• _Your objective_
Transcribe all the records exactly and omit any images they hold.

• _Dataset excerpts_
-- start --
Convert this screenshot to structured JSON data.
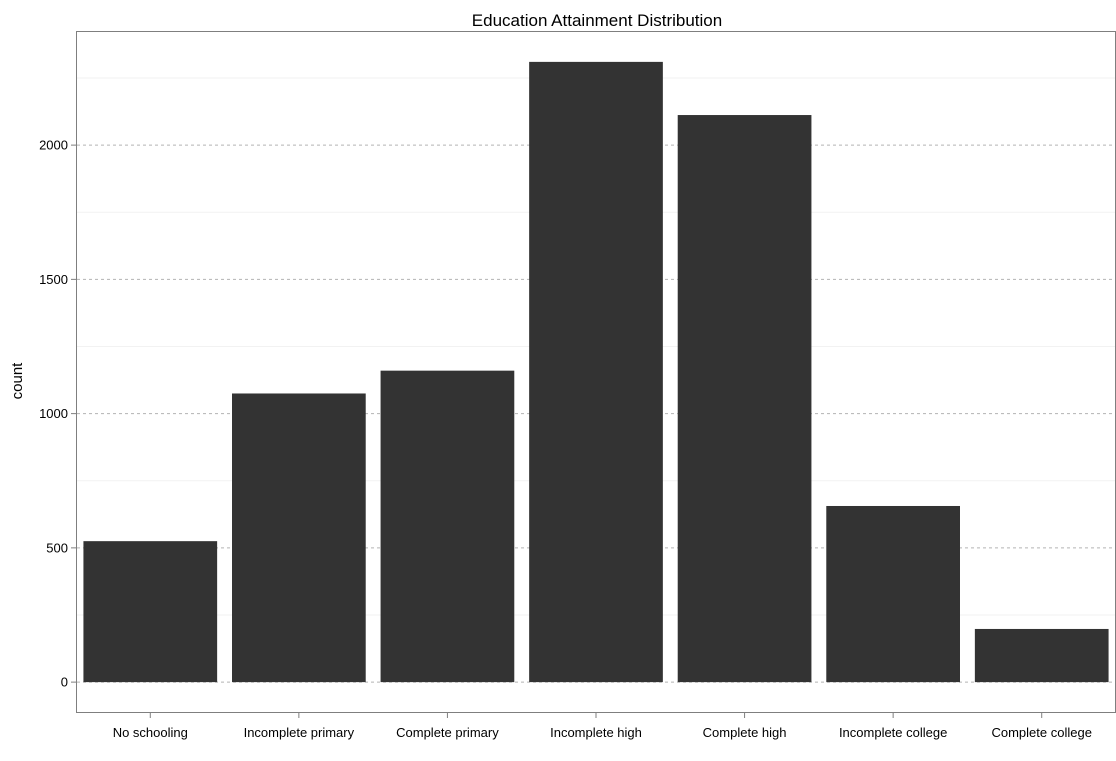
{
  "chart_data": {
    "type": "bar",
    "title": "Education Attainment Distribution",
    "xlabel": "",
    "ylabel": "count",
    "categories": [
      "No schooling",
      "Incomplete primary",
      "Complete primary",
      "Incomplete high",
      "Complete high",
      "Incomplete college",
      "Complete college"
    ],
    "values": [
      525,
      1075,
      1160,
      2310,
      2112,
      656,
      198
    ],
    "ylim": [
      -115,
      2425
    ],
    "y_ticks": [
      0,
      500,
      1000,
      1500,
      2000
    ],
    "y_tick_labels": [
      "0",
      "500",
      "1000",
      "1500",
      "2000"
    ],
    "bar_color": "#333333",
    "grid": true,
    "legend": "none"
  }
}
-- end --
• _Answer for the task_
Convert this screenshot to structured JSON data.
{
  "chart_data": {
    "type": "bar",
    "title": "Education Attainment Distribution",
    "xlabel": "",
    "ylabel": "count",
    "categories": [
      "No schooling",
      "Incomplete primary",
      "Complete primary",
      "Incomplete high",
      "Complete high",
      "Incomplete college",
      "Complete college"
    ],
    "values": [
      525,
      1075,
      1160,
      2310,
      2112,
      656,
      198
    ],
    "ylim": [
      -115,
      2425
    ],
    "y_ticks": [
      0,
      500,
      1000,
      1500,
      2000
    ],
    "y_tick_labels": [
      "0",
      "500",
      "1000",
      "1500",
      "2000"
    ],
    "bar_color": "#333333",
    "grid": true,
    "legend": "none"
  }
}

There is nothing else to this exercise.